**INPUT FOR THIS TASK**
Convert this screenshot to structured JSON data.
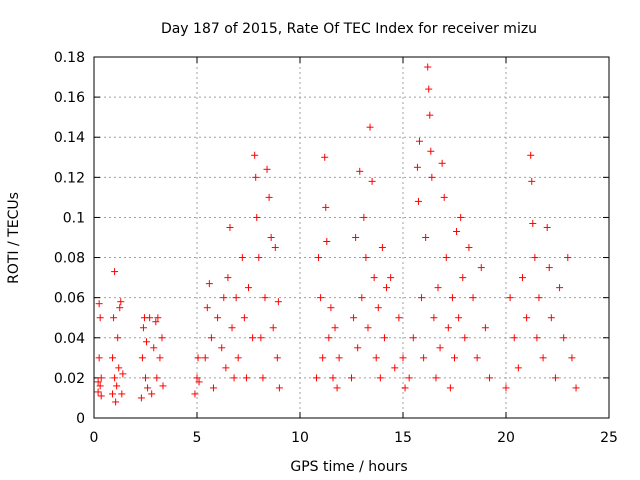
{
  "chart_data": {
    "type": "scatter",
    "title": "Day 187 of 2015, Rate Of TEC Index for receiver mizu",
    "xlabel": "GPS time / hours",
    "ylabel": "ROTI / TECUs",
    "xlim": [
      0,
      25
    ],
    "ylim": [
      0,
      0.18
    ],
    "x_ticks": [
      "0",
      "5",
      "10",
      "15",
      "20",
      "25"
    ],
    "y_ticks": [
      "0",
      "0.02",
      "0.04",
      "0.06",
      "0.08",
      "0.1",
      "0.12",
      "0.14",
      "0.16",
      "0.18"
    ],
    "grid": true,
    "marker": "+",
    "color": "#ff0000",
    "series": [
      {
        "points": [
          [
            0.2,
            0.013
          ],
          [
            0.2,
            0.018
          ],
          [
            0.25,
            0.03
          ],
          [
            0.25,
            0.057
          ],
          [
            0.3,
            0.016
          ],
          [
            0.3,
            0.05
          ],
          [
            0.35,
            0.02
          ],
          [
            0.35,
            0.011
          ],
          [
            0.9,
            0.012
          ],
          [
            0.9,
            0.03
          ],
          [
            0.95,
            0.05
          ],
          [
            1.0,
            0.073
          ],
          [
            1.0,
            0.02
          ],
          [
            1.05,
            0.008
          ],
          [
            1.1,
            0.016
          ],
          [
            1.15,
            0.04
          ],
          [
            1.2,
            0.025
          ],
          [
            1.25,
            0.055
          ],
          [
            1.3,
            0.058
          ],
          [
            1.35,
            0.012
          ],
          [
            1.4,
            0.022
          ],
          [
            2.3,
            0.01
          ],
          [
            2.35,
            0.03
          ],
          [
            2.4,
            0.045
          ],
          [
            2.45,
            0.05
          ],
          [
            2.5,
            0.02
          ],
          [
            2.55,
            0.038
          ],
          [
            2.6,
            0.015
          ],
          [
            2.7,
            0.05
          ],
          [
            2.8,
            0.012
          ],
          [
            2.9,
            0.035
          ],
          [
            3.0,
            0.048
          ],
          [
            3.05,
            0.02
          ],
          [
            3.1,
            0.05
          ],
          [
            3.2,
            0.03
          ],
          [
            3.3,
            0.04
          ],
          [
            3.35,
            0.016
          ],
          [
            4.9,
            0.012
          ],
          [
            5.0,
            0.02
          ],
          [
            5.05,
            0.03
          ],
          [
            5.1,
            0.018
          ],
          [
            5.4,
            0.03
          ],
          [
            5.5,
            0.055
          ],
          [
            5.6,
            0.067
          ],
          [
            5.7,
            0.04
          ],
          [
            5.8,
            0.015
          ],
          [
            6.0,
            0.05
          ],
          [
            6.2,
            0.035
          ],
          [
            6.3,
            0.06
          ],
          [
            6.4,
            0.025
          ],
          [
            6.5,
            0.07
          ],
          [
            6.6,
            0.095
          ],
          [
            6.7,
            0.045
          ],
          [
            6.8,
            0.02
          ],
          [
            6.9,
            0.06
          ],
          [
            7.0,
            0.03
          ],
          [
            7.2,
            0.08
          ],
          [
            7.3,
            0.05
          ],
          [
            7.4,
            0.02
          ],
          [
            7.5,
            0.065
          ],
          [
            7.7,
            0.04
          ],
          [
            7.8,
            0.131
          ],
          [
            7.85,
            0.12
          ],
          [
            7.9,
            0.1
          ],
          [
            8.0,
            0.08
          ],
          [
            8.1,
            0.04
          ],
          [
            8.2,
            0.02
          ],
          [
            8.3,
            0.06
          ],
          [
            8.4,
            0.124
          ],
          [
            8.5,
            0.11
          ],
          [
            8.6,
            0.09
          ],
          [
            8.7,
            0.045
          ],
          [
            8.8,
            0.085
          ],
          [
            8.9,
            0.03
          ],
          [
            8.95,
            0.058
          ],
          [
            9.0,
            0.015
          ],
          [
            10.8,
            0.02
          ],
          [
            10.9,
            0.08
          ],
          [
            11.0,
            0.06
          ],
          [
            11.1,
            0.03
          ],
          [
            11.2,
            0.13
          ],
          [
            11.25,
            0.105
          ],
          [
            11.3,
            0.088
          ],
          [
            11.4,
            0.04
          ],
          [
            11.5,
            0.055
          ],
          [
            11.6,
            0.02
          ],
          [
            11.7,
            0.045
          ],
          [
            11.8,
            0.015
          ],
          [
            11.9,
            0.03
          ],
          [
            12.5,
            0.02
          ],
          [
            12.6,
            0.05
          ],
          [
            12.7,
            0.09
          ],
          [
            12.8,
            0.035
          ],
          [
            12.9,
            0.123
          ],
          [
            13.0,
            0.06
          ],
          [
            13.1,
            0.1
          ],
          [
            13.2,
            0.08
          ],
          [
            13.3,
            0.045
          ],
          [
            13.4,
            0.145
          ],
          [
            13.5,
            0.118
          ],
          [
            13.6,
            0.07
          ],
          [
            13.7,
            0.03
          ],
          [
            13.8,
            0.055
          ],
          [
            13.9,
            0.02
          ],
          [
            14.0,
            0.085
          ],
          [
            14.1,
            0.04
          ],
          [
            14.2,
            0.065
          ],
          [
            14.4,
            0.07
          ],
          [
            14.6,
            0.025
          ],
          [
            14.8,
            0.05
          ],
          [
            15.0,
            0.03
          ],
          [
            15.1,
            0.015
          ],
          [
            15.3,
            0.02
          ],
          [
            15.5,
            0.04
          ],
          [
            15.7,
            0.125
          ],
          [
            15.75,
            0.108
          ],
          [
            15.8,
            0.138
          ],
          [
            15.9,
            0.06
          ],
          [
            16.0,
            0.03
          ],
          [
            16.1,
            0.09
          ],
          [
            16.2,
            0.175
          ],
          [
            16.25,
            0.164
          ],
          [
            16.3,
            0.151
          ],
          [
            16.35,
            0.133
          ],
          [
            16.4,
            0.12
          ],
          [
            16.5,
            0.05
          ],
          [
            16.6,
            0.02
          ],
          [
            16.7,
            0.065
          ],
          [
            16.8,
            0.035
          ],
          [
            16.9,
            0.127
          ],
          [
            17.0,
            0.11
          ],
          [
            17.1,
            0.08
          ],
          [
            17.2,
            0.045
          ],
          [
            17.3,
            0.015
          ],
          [
            17.4,
            0.06
          ],
          [
            17.5,
            0.03
          ],
          [
            17.6,
            0.093
          ],
          [
            17.7,
            0.05
          ],
          [
            17.8,
            0.1
          ],
          [
            17.9,
            0.07
          ],
          [
            18.0,
            0.04
          ],
          [
            18.2,
            0.085
          ],
          [
            18.4,
            0.06
          ],
          [
            18.6,
            0.03
          ],
          [
            18.8,
            0.075
          ],
          [
            19.0,
            0.045
          ],
          [
            19.2,
            0.02
          ],
          [
            20.0,
            0.015
          ],
          [
            20.2,
            0.06
          ],
          [
            20.4,
            0.04
          ],
          [
            20.6,
            0.025
          ],
          [
            20.8,
            0.07
          ],
          [
            21.0,
            0.05
          ],
          [
            21.2,
            0.131
          ],
          [
            21.25,
            0.118
          ],
          [
            21.3,
            0.097
          ],
          [
            21.4,
            0.08
          ],
          [
            21.5,
            0.04
          ],
          [
            21.6,
            0.06
          ],
          [
            21.8,
            0.03
          ],
          [
            22.0,
            0.095
          ],
          [
            22.1,
            0.075
          ],
          [
            22.2,
            0.05
          ],
          [
            22.4,
            0.02
          ],
          [
            22.6,
            0.065
          ],
          [
            22.8,
            0.04
          ],
          [
            23.0,
            0.08
          ],
          [
            23.2,
            0.03
          ],
          [
            23.4,
            0.015
          ]
        ]
      }
    ]
  }
}
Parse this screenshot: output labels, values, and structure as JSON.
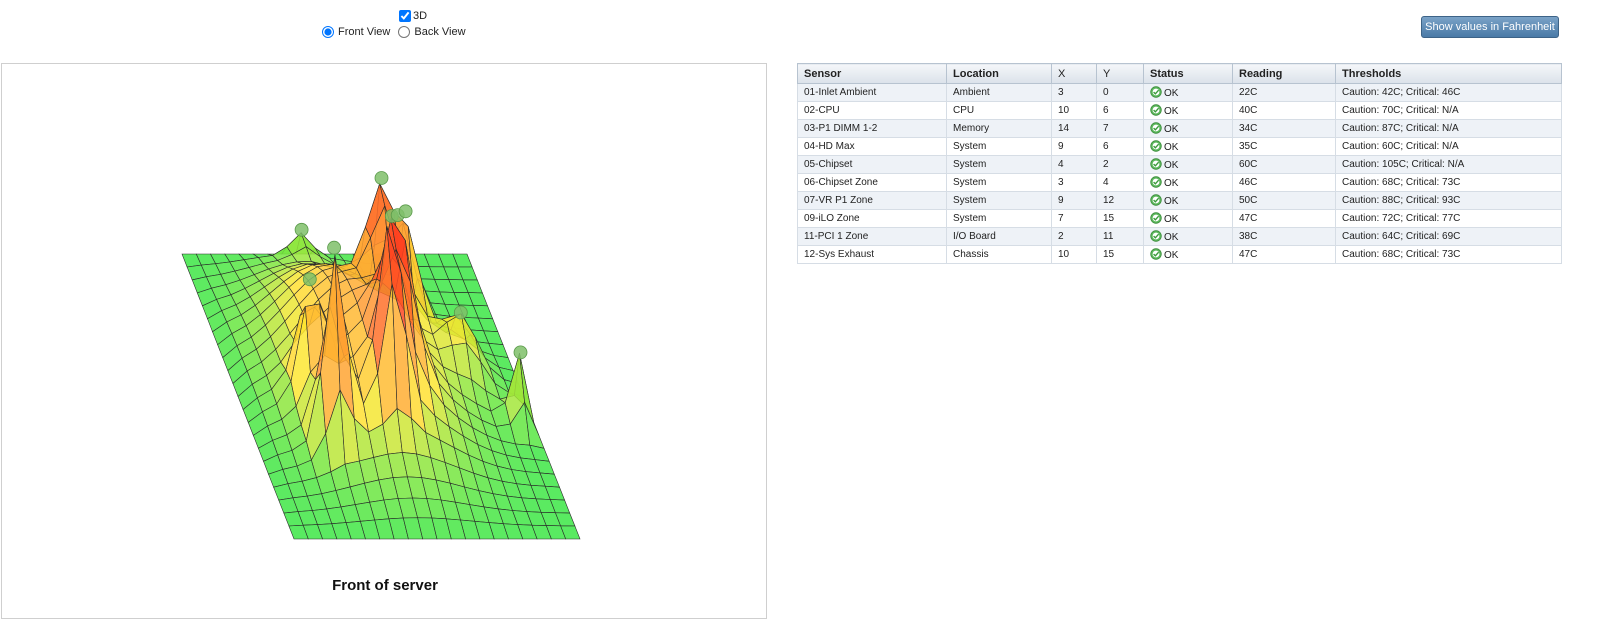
{
  "controls": {
    "three_d_label": "3D",
    "front_view_label": "Front View",
    "back_view_label": "Back View"
  },
  "visualization": {
    "caption": "Front of server"
  },
  "fahrenheit_button": "Show values in Fahrenheit",
  "table": {
    "headers": [
      "Sensor",
      "Location",
      "X",
      "Y",
      "Status",
      "Reading",
      "Thresholds"
    ],
    "rows": [
      {
        "sensor": "01-Inlet Ambient",
        "location": "Ambient",
        "x": "3",
        "y": "0",
        "status": "OK",
        "reading": "22C",
        "thresholds": "Caution: 42C; Critical: 46C"
      },
      {
        "sensor": "02-CPU",
        "location": "CPU",
        "x": "10",
        "y": "6",
        "status": "OK",
        "reading": "40C",
        "thresholds": "Caution: 70C; Critical: N/A"
      },
      {
        "sensor": "03-P1 DIMM 1-2",
        "location": "Memory",
        "x": "14",
        "y": "7",
        "status": "OK",
        "reading": "34C",
        "thresholds": "Caution: 87C; Critical: N/A"
      },
      {
        "sensor": "04-HD Max",
        "location": "System",
        "x": "9",
        "y": "6",
        "status": "OK",
        "reading": "35C",
        "thresholds": "Caution: 60C; Critical: N/A"
      },
      {
        "sensor": "05-Chipset",
        "location": "System",
        "x": "4",
        "y": "2",
        "status": "OK",
        "reading": "60C",
        "thresholds": "Caution: 105C; Critical: N/A"
      },
      {
        "sensor": "06-Chipset Zone",
        "location": "System",
        "x": "3",
        "y": "4",
        "status": "OK",
        "reading": "46C",
        "thresholds": "Caution: 68C; Critical: 73C"
      },
      {
        "sensor": "07-VR P1 Zone",
        "location": "System",
        "x": "9",
        "y": "12",
        "status": "OK",
        "reading": "50C",
        "thresholds": "Caution: 88C; Critical: 93C"
      },
      {
        "sensor": "09-iLO Zone",
        "location": "System",
        "x": "7",
        "y": "15",
        "status": "OK",
        "reading": "47C",
        "thresholds": "Caution: 72C; Critical: 77C"
      },
      {
        "sensor": "11-PCI 1 Zone",
        "location": "I/O Board",
        "x": "2",
        "y": "11",
        "status": "OK",
        "reading": "38C",
        "thresholds": "Caution: 64C; Critical: 69C"
      },
      {
        "sensor": "12-Sys Exhaust",
        "location": "Chassis",
        "x": "10",
        "y": "15",
        "status": "OK",
        "reading": "47C",
        "thresholds": "Caution: 68C; Critical: 73C"
      }
    ]
  },
  "colors": {
    "ok_icon": "#5cb85c",
    "table_border": "#b7c3d0"
  }
}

**GOAL**
Filter the records above for "View" and copy every matching line.

**TASK ANSWER**
    "front_view_label": "Front View",
    "back_view_label": "Back View"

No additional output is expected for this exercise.